Excerpted text ->
Start

1. IP will eat everything. In 15-20 years, it will be application-based routing. [I don’t understand that. Damn smart people!]

In 2010, we’ll have self-healing networks. They’ll have cognitive intelligence. [Smart networks.] We’ll have cognitive radio, eliminating the need for FCC to regulate spectrum. [Yay!] Speech-to-speech translation.

2015: Network moves from hardware based to software based: on-demand, reconfigurable.

202: Last phone number will be retired because we’ll all be wireless. Holographic storage. Tele-immersion. Holographic teleconferencing.

Future network direction

Now, we have pipes and ports. Once it’s all IP, we’ll have application-centric services.

Now we have individual networks > Then we’ll have “converged collaborative network.”

Users buy fixed capacites now > Buy it as an on-demand utility.

End

Your goal -> Extend the notes on future network predictions, picking up right after the line ending "Buy it as an on-demand utility." The material that comes next stands apart from the notes on future network predictions.

[Source data]
Start

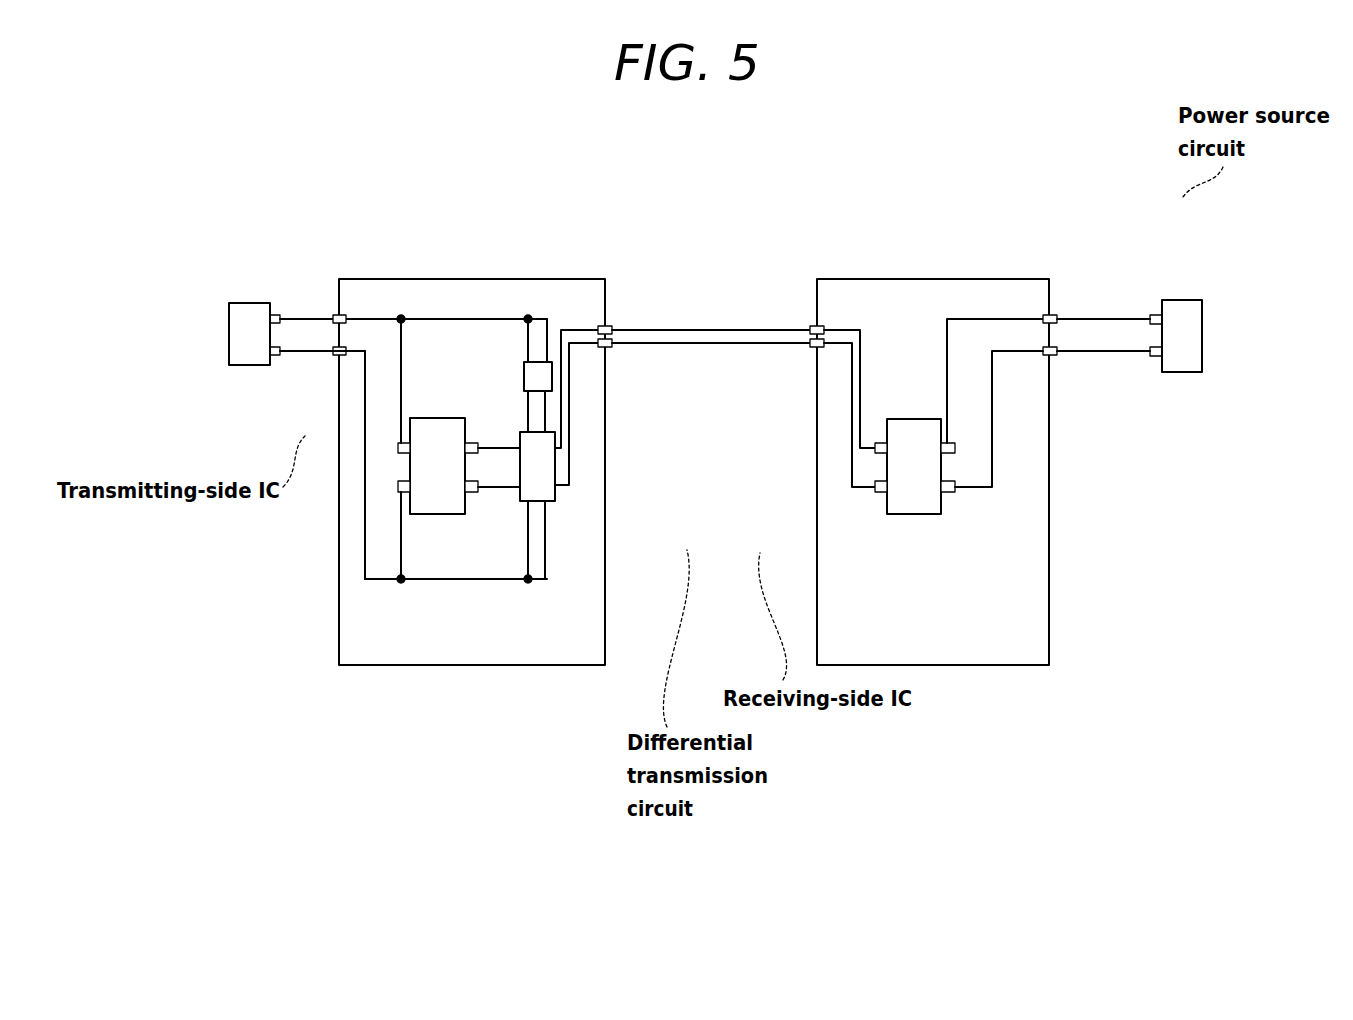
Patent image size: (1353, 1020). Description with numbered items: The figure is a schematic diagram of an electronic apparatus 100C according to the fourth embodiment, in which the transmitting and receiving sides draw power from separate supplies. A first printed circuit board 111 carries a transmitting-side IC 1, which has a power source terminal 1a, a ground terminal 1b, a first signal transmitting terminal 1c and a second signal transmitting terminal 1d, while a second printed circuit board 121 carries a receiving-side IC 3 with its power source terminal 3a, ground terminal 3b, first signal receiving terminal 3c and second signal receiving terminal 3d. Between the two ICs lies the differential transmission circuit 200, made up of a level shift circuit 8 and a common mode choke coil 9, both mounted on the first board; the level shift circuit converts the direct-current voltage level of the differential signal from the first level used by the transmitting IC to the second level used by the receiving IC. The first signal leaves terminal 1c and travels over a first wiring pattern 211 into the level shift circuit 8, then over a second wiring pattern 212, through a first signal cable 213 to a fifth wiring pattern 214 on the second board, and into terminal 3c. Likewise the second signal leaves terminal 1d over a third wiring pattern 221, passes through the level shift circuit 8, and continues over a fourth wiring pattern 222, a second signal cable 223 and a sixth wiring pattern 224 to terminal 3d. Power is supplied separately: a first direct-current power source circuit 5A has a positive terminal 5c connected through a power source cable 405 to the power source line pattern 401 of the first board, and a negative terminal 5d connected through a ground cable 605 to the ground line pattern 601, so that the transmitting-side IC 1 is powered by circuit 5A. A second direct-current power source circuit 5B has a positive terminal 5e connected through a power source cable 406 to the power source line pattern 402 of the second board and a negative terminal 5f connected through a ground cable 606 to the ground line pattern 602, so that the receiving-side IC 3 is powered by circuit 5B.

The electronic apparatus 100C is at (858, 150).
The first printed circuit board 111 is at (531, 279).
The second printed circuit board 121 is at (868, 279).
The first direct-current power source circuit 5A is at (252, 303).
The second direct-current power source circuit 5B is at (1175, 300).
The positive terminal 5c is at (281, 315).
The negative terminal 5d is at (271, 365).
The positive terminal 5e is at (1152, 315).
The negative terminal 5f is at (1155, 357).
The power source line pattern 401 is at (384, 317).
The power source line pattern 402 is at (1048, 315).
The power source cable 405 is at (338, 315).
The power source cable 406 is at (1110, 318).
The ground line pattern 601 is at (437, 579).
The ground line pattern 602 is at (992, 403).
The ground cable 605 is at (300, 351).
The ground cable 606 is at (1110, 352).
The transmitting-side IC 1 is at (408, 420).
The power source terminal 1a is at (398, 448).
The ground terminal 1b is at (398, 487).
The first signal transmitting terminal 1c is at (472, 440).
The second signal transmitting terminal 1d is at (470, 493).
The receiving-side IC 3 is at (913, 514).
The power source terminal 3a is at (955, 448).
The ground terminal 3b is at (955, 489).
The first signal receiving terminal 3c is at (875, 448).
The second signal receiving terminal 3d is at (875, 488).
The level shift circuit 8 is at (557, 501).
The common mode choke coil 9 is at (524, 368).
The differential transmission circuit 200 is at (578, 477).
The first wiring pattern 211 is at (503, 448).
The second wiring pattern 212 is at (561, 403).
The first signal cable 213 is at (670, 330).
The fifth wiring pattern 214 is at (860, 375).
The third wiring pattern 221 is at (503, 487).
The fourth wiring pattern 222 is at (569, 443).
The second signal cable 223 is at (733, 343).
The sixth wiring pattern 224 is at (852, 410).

End

Exercise answer ->
IPv4 > IPv6, multicast, unilink, VPLS [Over my head.]

Heterogeneity required > Heterogeneous by choice

Frame relay, ATM, IP > Converged IP-MPLS

Wired > Wireless, free space, wired

P2P > ebonding, network of things – Think about all the communities of interest you could pull together just looking at the attempts to place calls. [A little scary.]

“IP has eaten everything.” [Yup.]

Dr. E gives an example of converged services over IP that sounds like a Semantic Web app, but I think he sees this happening by making the ntework itself smarter, rather than adding layers of metadata.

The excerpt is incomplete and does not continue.